** Start of Records to use **

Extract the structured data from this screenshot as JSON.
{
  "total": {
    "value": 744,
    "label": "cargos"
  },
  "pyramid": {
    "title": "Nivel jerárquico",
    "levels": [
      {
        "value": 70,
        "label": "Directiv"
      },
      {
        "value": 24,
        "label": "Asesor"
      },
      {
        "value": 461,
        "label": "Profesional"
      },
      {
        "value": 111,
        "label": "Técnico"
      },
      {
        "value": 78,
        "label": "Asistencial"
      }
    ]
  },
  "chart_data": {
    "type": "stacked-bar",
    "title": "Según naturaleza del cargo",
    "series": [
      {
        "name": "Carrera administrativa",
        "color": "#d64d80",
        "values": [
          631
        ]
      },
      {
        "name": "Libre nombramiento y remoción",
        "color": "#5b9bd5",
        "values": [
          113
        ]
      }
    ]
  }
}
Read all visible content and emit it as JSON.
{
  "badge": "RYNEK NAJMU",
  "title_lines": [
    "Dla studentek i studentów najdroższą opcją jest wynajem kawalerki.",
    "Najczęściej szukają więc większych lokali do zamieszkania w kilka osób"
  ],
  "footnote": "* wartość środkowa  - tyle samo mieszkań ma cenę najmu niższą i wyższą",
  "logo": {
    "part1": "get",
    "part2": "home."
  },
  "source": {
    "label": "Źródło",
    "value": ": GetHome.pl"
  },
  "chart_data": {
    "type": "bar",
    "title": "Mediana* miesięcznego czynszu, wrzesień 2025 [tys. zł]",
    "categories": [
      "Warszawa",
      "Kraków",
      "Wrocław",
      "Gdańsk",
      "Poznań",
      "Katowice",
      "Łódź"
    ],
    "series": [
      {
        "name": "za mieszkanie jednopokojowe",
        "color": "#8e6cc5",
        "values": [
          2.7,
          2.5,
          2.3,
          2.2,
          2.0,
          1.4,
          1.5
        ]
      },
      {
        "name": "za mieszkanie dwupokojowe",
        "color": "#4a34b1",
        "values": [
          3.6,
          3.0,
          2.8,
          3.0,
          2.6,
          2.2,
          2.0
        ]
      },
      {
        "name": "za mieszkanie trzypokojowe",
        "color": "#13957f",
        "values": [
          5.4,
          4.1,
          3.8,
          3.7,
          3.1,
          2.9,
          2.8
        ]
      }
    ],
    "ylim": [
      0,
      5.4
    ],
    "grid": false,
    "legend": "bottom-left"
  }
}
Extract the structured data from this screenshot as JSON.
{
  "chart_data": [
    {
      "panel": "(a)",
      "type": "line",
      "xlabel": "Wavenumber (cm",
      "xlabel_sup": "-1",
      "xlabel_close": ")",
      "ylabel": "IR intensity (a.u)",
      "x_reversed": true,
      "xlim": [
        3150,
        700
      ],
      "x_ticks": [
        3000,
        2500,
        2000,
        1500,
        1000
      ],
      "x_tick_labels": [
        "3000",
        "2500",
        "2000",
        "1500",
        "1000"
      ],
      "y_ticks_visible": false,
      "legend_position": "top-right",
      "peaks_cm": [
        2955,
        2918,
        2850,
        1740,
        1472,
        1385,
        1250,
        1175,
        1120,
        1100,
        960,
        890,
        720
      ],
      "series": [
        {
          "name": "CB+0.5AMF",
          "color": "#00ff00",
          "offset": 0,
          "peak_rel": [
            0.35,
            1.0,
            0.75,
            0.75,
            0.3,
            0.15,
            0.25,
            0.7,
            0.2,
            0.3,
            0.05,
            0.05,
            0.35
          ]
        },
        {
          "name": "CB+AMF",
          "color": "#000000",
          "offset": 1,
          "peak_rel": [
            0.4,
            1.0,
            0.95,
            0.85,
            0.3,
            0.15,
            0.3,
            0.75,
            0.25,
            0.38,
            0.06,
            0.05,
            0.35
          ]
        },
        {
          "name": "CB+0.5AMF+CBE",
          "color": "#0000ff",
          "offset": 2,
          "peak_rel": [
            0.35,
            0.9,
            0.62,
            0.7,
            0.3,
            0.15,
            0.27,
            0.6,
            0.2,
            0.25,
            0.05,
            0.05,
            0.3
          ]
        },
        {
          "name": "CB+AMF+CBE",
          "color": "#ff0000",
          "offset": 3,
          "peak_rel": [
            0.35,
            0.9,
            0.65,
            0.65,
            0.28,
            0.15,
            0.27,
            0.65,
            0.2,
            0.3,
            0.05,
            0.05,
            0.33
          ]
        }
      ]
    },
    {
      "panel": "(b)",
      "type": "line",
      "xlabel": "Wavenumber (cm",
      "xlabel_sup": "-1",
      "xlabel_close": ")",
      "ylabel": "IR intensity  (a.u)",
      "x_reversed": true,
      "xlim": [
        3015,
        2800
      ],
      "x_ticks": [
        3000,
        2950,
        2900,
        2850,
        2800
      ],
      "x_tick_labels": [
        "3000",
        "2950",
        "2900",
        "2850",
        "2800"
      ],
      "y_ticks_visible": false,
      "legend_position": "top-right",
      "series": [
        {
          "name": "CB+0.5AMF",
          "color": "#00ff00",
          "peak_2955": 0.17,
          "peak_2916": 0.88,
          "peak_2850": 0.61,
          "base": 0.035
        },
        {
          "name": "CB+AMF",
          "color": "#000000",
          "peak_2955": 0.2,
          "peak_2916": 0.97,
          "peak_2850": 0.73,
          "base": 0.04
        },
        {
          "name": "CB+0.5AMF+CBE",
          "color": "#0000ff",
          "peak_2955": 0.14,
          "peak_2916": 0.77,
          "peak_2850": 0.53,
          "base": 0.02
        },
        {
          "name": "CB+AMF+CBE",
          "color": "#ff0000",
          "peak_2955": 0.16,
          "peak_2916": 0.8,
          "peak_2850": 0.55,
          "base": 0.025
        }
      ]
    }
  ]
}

** End of Records to use **

Reproduce every line of the data verbatim.

Extract the structured data from this screenshot as JSON.
{
  "total": {
    "value": 744,
    "label": "cargos"
  },
  "pyramid": {
    "title": "Nivel jerárquico",
    "levels": [
      {
        "value": 70,
        "label": "Directiv"
      },
      {
        "value": 24,
        "label": "Asesor"
      },
      {
        "value": 461,
        "label": "Profesional"
      },
      {
        "value": 111,
        "label": "Técnico"
      },
      {
        "value": 78,
        "label": "Asistencial"
      }
    ]
  },
  "chart_data": {
    "type": "stacked-bar",
    "title": "Según naturaleza del cargo",
    "series": [
      {
        "name": "Carrera administrativa",
        "color": "#d64d80",
        "values": [
          631
        ]
      },
      {
        "name": "Libre nombramiento y remoción",
        "color": "#5b9bd5",
        "values": [
          113
        ]
      }
    ]
  }
}
Read all visible content and emit it as JSON.
{
  "badge": "RYNEK NAJMU",
  "title_lines": [
    "Dla studentek i studentów najdroższą opcją jest wynajem kawalerki.",
    "Najczęściej szukają więc większych lokali do zamieszkania w kilka osób"
  ],
  "footnote": "* wartość środkowa  - tyle samo mieszkań ma cenę najmu niższą i wyższą",
  "logo": {
    "part1": "get",
    "part2": "home."
  },
  "source": {
    "label": "Źródło",
    "value": ": GetHome.pl"
  },
  "chart_data": {
    "type": "bar",
    "title": "Mediana* miesięcznego czynszu, wrzesień 2025 [tys. zł]",
    "categories": [
      "Warszawa",
      "Kraków",
      "Wrocław",
      "Gdańsk",
      "Poznań",
      "Katowice",
      "Łódź"
    ],
    "series": [
      {
        "name": "za mieszkanie jednopokojowe",
        "color": "#8e6cc5",
        "values": [
          2.7,
          2.5,
          2.3,
          2.2,
          2.0,
          1.4,
          1.5
        ]
      },
      {
        "name": "za mieszkanie dwupokojowe",
        "color": "#4a34b1",
        "values": [
          3.6,
          3.0,
          2.8,
          3.0,
          2.6,
          2.2,
          2.0
        ]
      },
      {
        "name": "za mieszkanie trzypokojowe",
        "color": "#13957f",
        "values": [
          5.4,
          4.1,
          3.8,
          3.7,
          3.1,
          2.9,
          2.8
        ]
      }
    ],
    "ylim": [
      0,
      5.4
    ],
    "grid": false,
    "legend": "bottom-left"
  }
}
Extract the structured data from this screenshot as JSON.
{
  "chart_data": [
    {
      "panel": "(a)",
      "type": "line",
      "xlabel": "Wavenumber (cm",
      "xlabel_sup": "-1",
      "xlabel_close": ")",
      "ylabel": "IR intensity (a.u)",
      "x_reversed": true,
      "xlim": [
        3150,
        700
      ],
      "x_ticks": [
        3000,
        2500,
        2000,
        1500,
        1000
      ],
      "x_tick_labels": [
        "3000",
        "2500",
        "2000",
        "1500",
        "1000"
      ],
      "y_ticks_visible": false,
      "legend_position": "top-right",
      "peaks_cm": [
        2955,
        2918,
        2850,
        1740,
        1472,
        1385,
        1250,
        1175,
        1120,
        1100,
        960,
        890,
        720
      ],
      "series": [
        {
          "name": "CB+0.5AMF",
          "color": "#00ff00",
          "offset": 0,
          "peak_rel": [
            0.35,
            1.0,
            0.75,
            0.75,
            0.3,
            0.15,
            0.25,
            0.7,
            0.2,
            0.3,
            0.05,
            0.05,
            0.35
          ]
        },
        {
          "name": "CB+AMF",
          "color": "#000000",
          "offset": 1,
          "peak_rel": [
            0.4,
            1.0,
            0.95,
            0.85,
            0.3,
            0.15,
            0.3,
            0.75,
            0.25,
            0.38,
            0.06,
            0.05,
            0.35
          ]
        },
        {
          "name": "CB+0.5AMF+CBE",
          "color": "#0000ff",
          "offset": 2,
          "peak_rel": [
            0.35,
            0.9,
            0.62,
            0.7,
            0.3,
            0.15,
            0.27,
            0.6,
            0.2,
            0.25,
            0.05,
            0.05,
            0.3
          ]
        },
        {
          "name": "CB+AMF+CBE",
          "color": "#ff0000",
          "offset": 3,
          "peak_rel": [
            0.35,
            0.9,
            0.65,
            0.65,
            0.28,
            0.15,
            0.27,
            0.65,
            0.2,
            0.3,
            0.05,
            0.05,
            0.33
          ]
        }
      ]
    },
    {
      "panel": "(b)",
      "type": "line",
      "xlabel": "Wavenumber (cm",
      "xlabel_sup": "-1",
      "xlabel_close": ")",
      "ylabel": "IR intensity  (a.u)",
      "x_reversed": true,
      "xlim": [
        3015,
        2800
      ],
      "x_ticks": [
        3000,
        2950,
        2900,
        2850,
        2800
      ],
      "x_tick_labels": [
        "3000",
        "2950",
        "2900",
        "2850",
        "2800"
      ],
      "y_ticks_visible": false,
      "legend_position": "top-right",
      "series": [
        {
          "name": "CB+0.5AMF",
          "color": "#00ff00",
          "peak_2955": 0.17,
          "peak_2916": 0.88,
          "peak_2850": 0.61,
          "base": 0.035
        },
        {
          "name": "CB+AMF",
          "color": "#000000",
          "peak_2955": 0.2,
          "peak_2916": 0.97,
          "peak_2850": 0.73,
          "base": 0.04
        },
        {
          "name": "CB+0.5AMF+CBE",
          "color": "#0000ff",
          "peak_2955": 0.14,
          "peak_2916": 0.77,
          "peak_2850": 0.53,
          "base": 0.02
        },
        {
          "name": "CB+AMF+CBE",
          "color": "#ff0000",
          "peak_2955": 0.16,
          "peak_2916": 0.8,
          "peak_2850": 0.55,
          "base": 0.025
        }
      ]
    }
  ]
}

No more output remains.